## Short problem
Copy the rows below verbatim, starting at the one containing "y-tick-label: 400 [72, 236, 104, 256]" and ending at the one containing "bar [256, 286, 310, 349]", with both included.

## Records from a dataset
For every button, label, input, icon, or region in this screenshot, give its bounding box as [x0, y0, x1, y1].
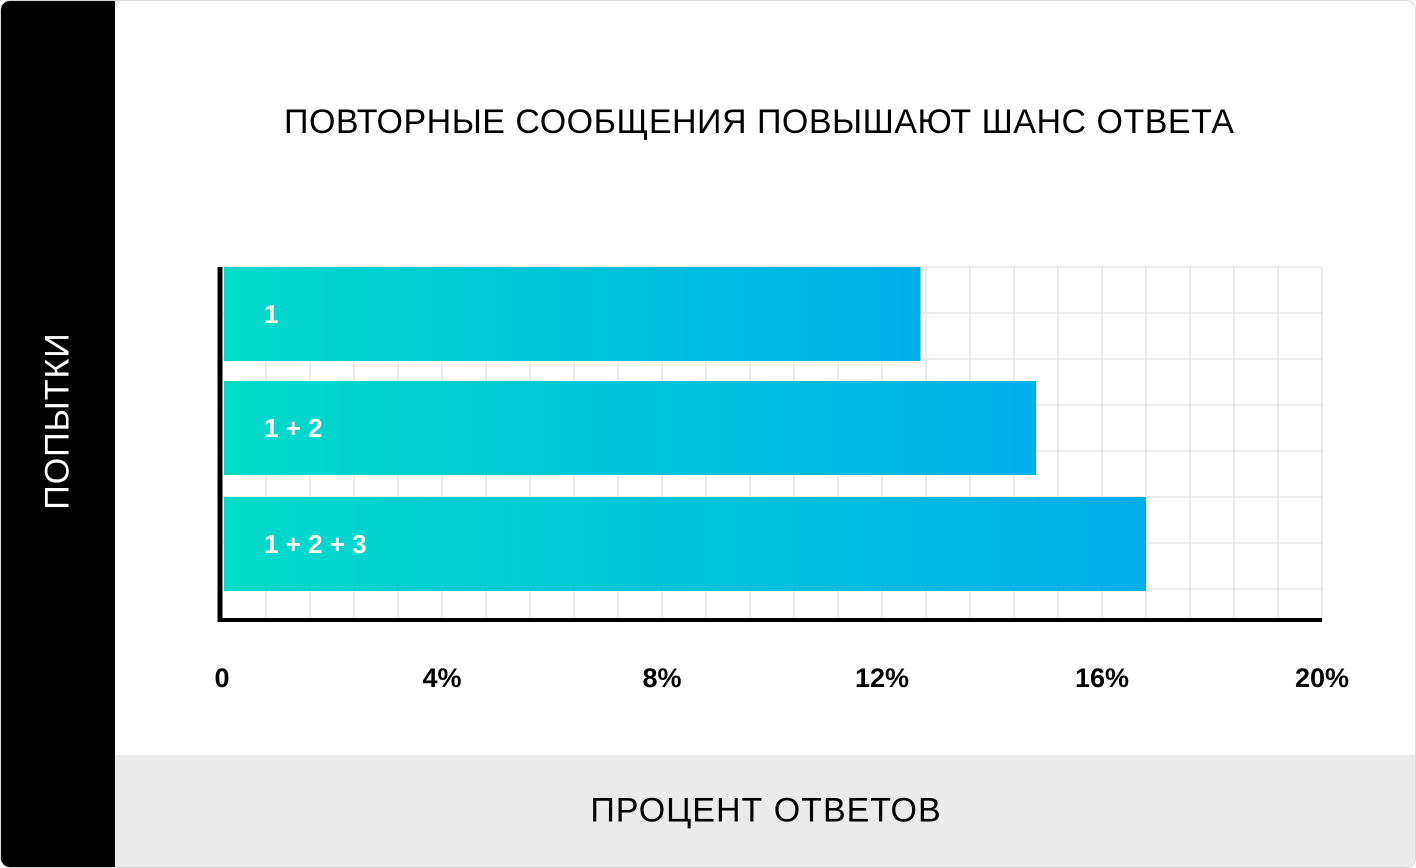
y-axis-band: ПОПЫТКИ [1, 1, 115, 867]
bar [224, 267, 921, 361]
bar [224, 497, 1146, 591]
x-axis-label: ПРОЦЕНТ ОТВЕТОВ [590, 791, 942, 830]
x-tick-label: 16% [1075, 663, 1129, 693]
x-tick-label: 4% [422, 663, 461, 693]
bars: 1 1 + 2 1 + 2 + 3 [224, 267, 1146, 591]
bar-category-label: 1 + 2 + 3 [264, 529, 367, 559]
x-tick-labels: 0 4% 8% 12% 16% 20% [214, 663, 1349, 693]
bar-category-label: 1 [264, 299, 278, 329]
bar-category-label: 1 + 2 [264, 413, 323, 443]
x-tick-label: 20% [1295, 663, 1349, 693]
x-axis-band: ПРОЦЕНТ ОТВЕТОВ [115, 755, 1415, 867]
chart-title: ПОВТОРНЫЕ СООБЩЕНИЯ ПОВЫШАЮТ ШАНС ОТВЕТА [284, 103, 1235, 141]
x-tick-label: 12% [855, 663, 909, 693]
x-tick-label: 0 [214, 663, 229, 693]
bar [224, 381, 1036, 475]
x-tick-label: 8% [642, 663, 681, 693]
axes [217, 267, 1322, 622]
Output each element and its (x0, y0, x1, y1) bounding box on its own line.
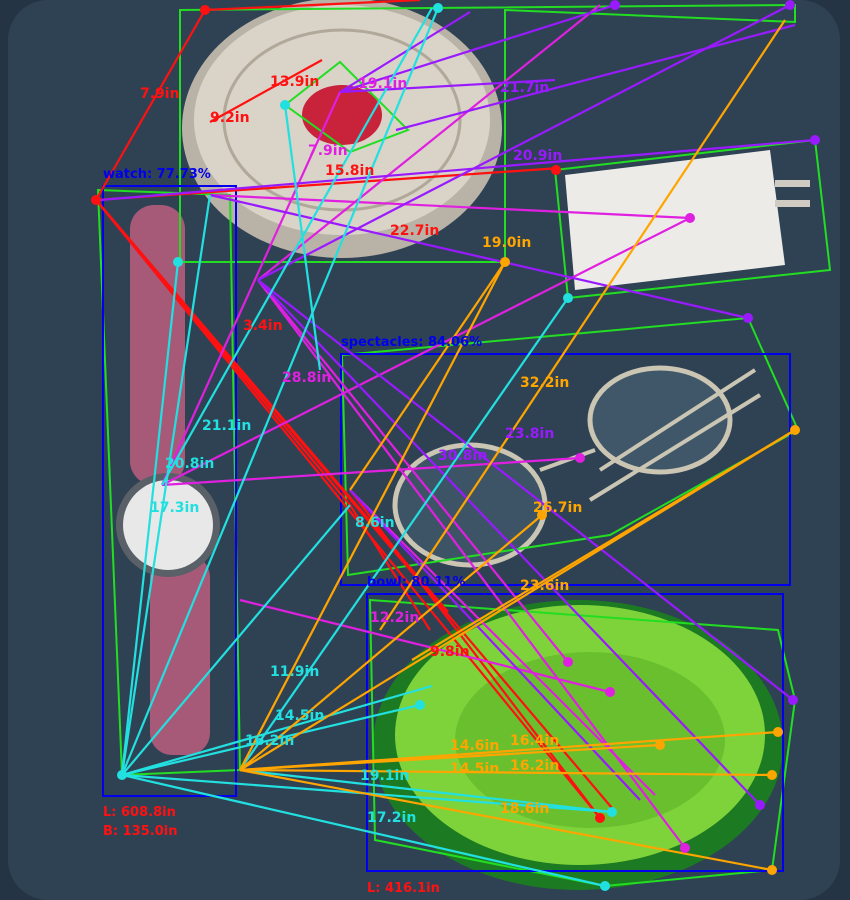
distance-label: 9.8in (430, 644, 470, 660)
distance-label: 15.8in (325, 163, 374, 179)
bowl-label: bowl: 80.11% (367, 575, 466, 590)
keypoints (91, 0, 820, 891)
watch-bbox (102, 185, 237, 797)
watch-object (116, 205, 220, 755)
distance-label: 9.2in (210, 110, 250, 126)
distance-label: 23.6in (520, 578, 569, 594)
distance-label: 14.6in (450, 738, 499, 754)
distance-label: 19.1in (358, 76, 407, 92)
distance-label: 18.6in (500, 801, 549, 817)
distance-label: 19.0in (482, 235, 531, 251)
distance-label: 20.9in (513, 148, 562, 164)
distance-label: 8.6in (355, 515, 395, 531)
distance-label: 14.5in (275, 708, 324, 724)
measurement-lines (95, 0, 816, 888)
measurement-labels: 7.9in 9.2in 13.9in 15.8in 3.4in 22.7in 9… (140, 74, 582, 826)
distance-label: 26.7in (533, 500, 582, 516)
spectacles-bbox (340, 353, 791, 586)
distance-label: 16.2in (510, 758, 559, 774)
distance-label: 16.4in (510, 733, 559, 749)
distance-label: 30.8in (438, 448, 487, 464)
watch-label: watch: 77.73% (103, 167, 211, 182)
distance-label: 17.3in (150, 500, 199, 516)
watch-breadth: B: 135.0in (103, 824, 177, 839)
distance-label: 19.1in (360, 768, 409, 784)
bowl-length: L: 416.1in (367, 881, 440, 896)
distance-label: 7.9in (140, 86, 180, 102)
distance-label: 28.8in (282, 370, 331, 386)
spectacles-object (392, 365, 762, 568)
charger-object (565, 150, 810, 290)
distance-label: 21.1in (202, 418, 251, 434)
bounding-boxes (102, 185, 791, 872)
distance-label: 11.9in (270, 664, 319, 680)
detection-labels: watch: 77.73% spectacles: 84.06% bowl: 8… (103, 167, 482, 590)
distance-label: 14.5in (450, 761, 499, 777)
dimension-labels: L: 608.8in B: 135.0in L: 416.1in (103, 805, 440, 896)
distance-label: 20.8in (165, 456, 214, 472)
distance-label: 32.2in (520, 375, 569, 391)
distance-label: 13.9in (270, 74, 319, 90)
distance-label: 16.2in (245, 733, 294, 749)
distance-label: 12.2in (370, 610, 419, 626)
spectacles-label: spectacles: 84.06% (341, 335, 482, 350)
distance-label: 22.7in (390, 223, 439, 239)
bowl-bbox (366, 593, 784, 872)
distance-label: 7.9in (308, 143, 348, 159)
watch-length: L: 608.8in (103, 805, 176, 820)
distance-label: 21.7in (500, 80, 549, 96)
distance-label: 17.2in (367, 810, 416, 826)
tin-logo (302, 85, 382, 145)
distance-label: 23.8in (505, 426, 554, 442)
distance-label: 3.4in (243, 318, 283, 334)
==
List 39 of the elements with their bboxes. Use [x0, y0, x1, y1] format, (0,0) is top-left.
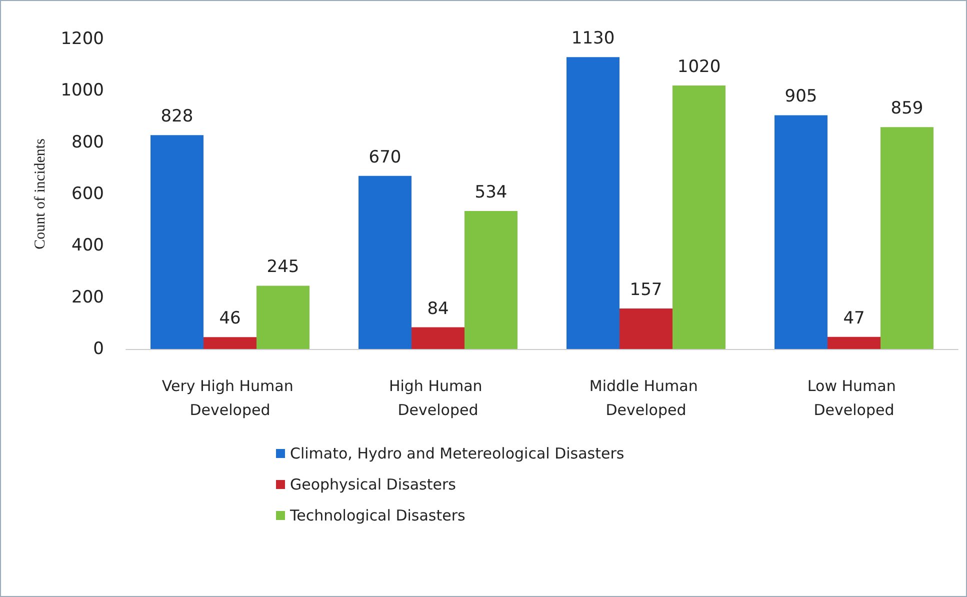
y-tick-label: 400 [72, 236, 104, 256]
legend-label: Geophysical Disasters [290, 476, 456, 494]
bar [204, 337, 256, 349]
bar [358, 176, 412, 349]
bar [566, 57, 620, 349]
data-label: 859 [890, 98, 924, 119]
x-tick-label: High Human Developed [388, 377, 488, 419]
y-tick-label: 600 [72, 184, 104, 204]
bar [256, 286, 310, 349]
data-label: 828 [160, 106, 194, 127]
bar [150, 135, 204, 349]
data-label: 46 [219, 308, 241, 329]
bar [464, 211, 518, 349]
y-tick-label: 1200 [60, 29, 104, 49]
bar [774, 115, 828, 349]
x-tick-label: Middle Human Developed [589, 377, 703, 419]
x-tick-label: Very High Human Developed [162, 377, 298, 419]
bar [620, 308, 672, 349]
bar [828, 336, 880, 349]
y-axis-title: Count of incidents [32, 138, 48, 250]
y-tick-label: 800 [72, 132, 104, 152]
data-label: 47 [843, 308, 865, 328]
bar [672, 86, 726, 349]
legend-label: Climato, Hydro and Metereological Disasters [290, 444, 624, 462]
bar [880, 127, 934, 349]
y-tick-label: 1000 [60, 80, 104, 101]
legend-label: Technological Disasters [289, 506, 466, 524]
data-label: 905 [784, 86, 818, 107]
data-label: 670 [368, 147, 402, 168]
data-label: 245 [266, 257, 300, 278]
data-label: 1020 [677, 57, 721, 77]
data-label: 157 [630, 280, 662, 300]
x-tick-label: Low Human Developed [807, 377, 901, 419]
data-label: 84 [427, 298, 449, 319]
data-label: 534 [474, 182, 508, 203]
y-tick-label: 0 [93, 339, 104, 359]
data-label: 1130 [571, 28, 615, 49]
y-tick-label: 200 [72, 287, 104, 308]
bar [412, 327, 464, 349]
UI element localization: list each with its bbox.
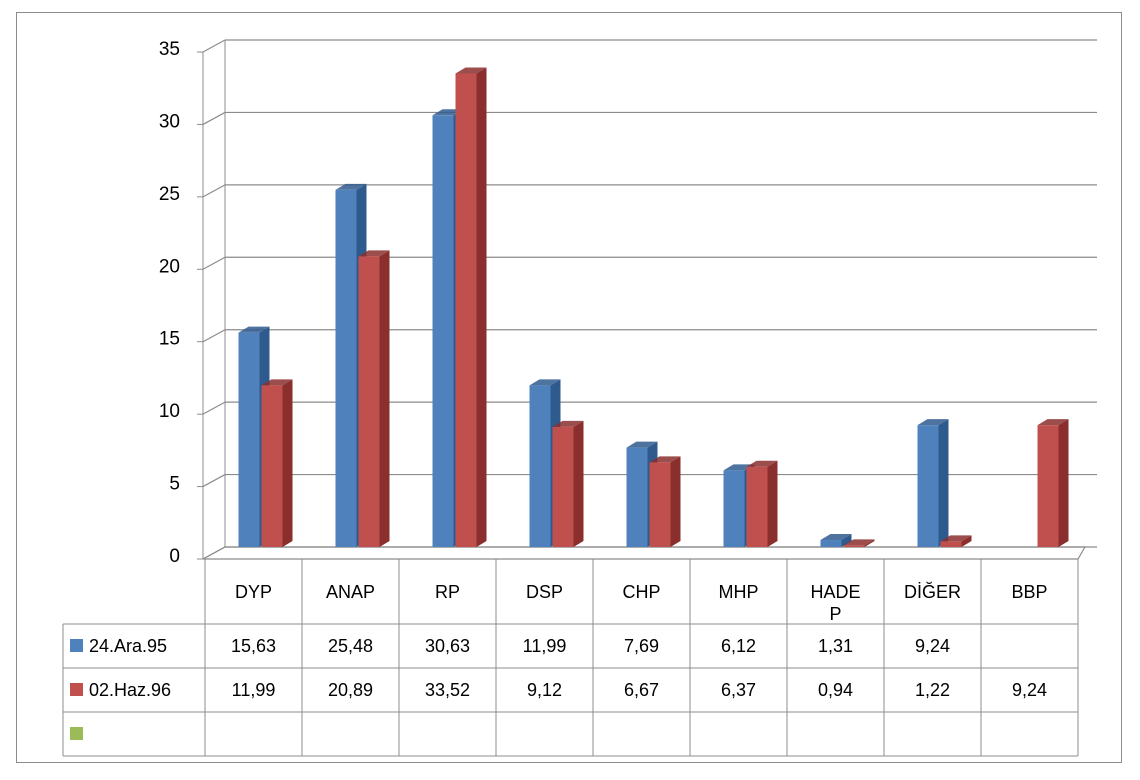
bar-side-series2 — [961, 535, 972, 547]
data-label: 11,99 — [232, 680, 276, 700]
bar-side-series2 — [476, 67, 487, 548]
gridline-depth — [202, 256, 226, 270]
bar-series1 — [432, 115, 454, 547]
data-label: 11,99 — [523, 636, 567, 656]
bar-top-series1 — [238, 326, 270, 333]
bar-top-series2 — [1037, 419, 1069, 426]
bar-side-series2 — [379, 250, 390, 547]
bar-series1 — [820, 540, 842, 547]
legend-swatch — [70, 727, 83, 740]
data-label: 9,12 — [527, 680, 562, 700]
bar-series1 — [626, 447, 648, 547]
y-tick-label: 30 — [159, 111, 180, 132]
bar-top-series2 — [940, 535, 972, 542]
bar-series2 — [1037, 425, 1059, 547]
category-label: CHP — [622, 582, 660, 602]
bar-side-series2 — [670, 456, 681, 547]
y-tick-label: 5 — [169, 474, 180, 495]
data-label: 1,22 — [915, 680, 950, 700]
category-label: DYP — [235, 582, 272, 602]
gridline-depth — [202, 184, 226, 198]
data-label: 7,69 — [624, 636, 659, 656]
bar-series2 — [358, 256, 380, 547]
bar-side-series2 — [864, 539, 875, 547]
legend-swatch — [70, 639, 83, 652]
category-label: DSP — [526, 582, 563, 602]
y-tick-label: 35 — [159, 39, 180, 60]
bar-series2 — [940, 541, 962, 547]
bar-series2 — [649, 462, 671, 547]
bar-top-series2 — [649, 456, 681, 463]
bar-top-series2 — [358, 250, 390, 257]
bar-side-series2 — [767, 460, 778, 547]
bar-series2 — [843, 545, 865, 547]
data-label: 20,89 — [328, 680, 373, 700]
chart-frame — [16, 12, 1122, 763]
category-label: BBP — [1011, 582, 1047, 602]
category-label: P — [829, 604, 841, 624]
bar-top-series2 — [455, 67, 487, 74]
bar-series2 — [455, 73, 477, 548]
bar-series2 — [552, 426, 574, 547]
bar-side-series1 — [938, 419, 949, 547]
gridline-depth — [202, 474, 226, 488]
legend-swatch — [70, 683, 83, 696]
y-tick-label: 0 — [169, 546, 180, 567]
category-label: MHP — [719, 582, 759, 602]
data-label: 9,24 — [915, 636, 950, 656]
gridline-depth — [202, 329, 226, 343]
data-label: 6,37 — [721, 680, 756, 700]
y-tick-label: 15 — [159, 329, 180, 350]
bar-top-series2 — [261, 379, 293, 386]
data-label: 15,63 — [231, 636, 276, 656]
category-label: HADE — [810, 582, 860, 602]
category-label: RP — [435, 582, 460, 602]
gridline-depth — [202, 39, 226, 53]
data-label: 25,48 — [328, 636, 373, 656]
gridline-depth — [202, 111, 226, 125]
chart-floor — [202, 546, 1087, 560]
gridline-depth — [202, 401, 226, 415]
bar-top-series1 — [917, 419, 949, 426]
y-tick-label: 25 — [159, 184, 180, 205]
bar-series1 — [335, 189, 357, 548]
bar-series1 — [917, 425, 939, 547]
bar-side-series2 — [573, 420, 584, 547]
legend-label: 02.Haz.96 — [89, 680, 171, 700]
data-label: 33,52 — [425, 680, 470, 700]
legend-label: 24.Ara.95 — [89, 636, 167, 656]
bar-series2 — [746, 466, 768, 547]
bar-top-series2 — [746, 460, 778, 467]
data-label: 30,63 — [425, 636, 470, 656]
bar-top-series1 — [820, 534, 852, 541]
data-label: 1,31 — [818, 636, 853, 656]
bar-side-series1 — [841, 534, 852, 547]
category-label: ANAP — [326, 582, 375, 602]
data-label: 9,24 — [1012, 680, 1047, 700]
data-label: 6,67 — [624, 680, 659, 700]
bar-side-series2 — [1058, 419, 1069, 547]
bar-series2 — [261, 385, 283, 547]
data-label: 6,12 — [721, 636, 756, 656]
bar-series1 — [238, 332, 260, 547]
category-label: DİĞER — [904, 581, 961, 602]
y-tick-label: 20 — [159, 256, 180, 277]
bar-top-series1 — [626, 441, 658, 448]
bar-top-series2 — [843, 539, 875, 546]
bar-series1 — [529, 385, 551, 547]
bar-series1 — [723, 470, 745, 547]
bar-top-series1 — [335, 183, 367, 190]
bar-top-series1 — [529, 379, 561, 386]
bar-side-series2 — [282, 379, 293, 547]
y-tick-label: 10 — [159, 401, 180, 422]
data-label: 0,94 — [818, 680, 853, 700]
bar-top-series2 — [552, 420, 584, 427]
* * *
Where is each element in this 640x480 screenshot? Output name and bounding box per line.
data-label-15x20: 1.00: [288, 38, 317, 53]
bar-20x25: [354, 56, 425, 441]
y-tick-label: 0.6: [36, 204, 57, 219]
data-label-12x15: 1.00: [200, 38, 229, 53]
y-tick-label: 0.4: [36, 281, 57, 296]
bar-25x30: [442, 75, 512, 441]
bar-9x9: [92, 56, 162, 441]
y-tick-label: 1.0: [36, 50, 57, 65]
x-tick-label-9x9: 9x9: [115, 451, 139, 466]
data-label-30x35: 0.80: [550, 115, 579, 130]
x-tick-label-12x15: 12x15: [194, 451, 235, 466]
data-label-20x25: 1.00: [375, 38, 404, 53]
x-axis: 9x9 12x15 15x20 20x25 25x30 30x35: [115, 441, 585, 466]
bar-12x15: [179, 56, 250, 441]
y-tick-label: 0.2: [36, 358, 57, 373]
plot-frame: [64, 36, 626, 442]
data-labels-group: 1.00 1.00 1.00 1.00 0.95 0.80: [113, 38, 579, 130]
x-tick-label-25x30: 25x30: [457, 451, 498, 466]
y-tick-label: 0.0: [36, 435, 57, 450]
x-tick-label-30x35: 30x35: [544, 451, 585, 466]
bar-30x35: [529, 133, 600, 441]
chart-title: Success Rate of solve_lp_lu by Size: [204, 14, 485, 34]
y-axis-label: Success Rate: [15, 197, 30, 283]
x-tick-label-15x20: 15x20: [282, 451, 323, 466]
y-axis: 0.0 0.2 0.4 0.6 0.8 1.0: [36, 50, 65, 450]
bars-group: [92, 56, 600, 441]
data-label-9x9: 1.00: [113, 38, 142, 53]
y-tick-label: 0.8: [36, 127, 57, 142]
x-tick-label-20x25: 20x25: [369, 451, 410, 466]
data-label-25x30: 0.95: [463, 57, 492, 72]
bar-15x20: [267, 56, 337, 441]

## Finished task
y-tick-label: 400 [72, 236, 104, 256]
legend-label: Geophysical Disasters [290, 476, 456, 494]
bar [204, 337, 256, 349]
bar [358, 176, 412, 349]
bar [566, 57, 620, 349]
data-label: 859 [890, 98, 924, 119]
x-tick-label: High Human Developed [388, 377, 488, 419]
y-tick-label: 600 [72, 184, 104, 204]
bar [256, 286, 310, 349]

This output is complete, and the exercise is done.